● Written request:
Every record below is to be retyped exactly.
^^^^^^^^^^^^^^^^
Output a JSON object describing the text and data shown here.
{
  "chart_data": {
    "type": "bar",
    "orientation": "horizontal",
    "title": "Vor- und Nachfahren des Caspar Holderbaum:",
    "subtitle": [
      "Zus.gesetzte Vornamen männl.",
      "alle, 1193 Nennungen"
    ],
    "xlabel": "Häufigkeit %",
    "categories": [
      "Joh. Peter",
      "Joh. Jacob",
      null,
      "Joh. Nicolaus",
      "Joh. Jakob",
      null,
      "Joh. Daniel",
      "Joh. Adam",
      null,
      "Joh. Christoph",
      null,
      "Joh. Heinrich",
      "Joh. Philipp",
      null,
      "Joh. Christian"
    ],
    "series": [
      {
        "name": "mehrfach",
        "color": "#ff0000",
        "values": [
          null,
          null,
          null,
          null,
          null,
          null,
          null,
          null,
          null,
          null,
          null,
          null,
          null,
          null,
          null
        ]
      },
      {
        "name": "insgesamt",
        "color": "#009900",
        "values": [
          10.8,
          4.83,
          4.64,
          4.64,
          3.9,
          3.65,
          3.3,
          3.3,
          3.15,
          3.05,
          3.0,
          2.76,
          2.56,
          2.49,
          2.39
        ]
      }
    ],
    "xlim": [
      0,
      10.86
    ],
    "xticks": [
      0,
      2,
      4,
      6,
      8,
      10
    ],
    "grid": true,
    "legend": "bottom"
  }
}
^^^^^^^^^^^^^^^^
● Answer for the task:
Output a JSON object describing the text and data shown here.
{
  "chart_data": {
    "type": "bar",
    "orientation": "horizontal",
    "title": "Vor- und Nachfahren des Caspar Holderbaum:",
    "subtitle": [
      "Zus.gesetzte Vornamen männl.",
      "alle, 1193 Nennungen"
    ],
    "xlabel": "Häufigkeit %",
    "categories": [
      "Joh. Peter",
      "Joh. Jacob",
      null,
      "Joh. Nicolaus",
      "Joh. Jakob",
      null,
      "Joh. Daniel",
      "Joh. Adam",
      null,
      "Joh. Christoph",
      null,
      "Joh. Heinrich",
      "Joh. Philipp",
      null,
      "Joh. Christian"
    ],
    "series": [
      {
        "name": "mehrfach",
        "color": "#ff0000",
        "values": [
          null,
          null,
          null,
          null,
          null,
          null,
          null,
          null,
          null,
          null,
          null,
          null,
          null,
          null,
          null
        ]
      },
      {
        "name": "insgesamt",
        "color": "#009900",
        "values": [
          10.8,
          4.83,
          4.64,
          4.64,
          3.9,
          3.65,
          3.3,
          3.3,
          3.15,
          3.05,
          3.0,
          2.76,
          2.56,
          2.49,
          2.39
        ]
      }
    ],
    "xlim": [
      0,
      10.86
    ],
    "xticks": [
      0,
      2,
      4,
      6,
      8,
      10
    ],
    "grid": true,
    "legend": "bottom"
  }
}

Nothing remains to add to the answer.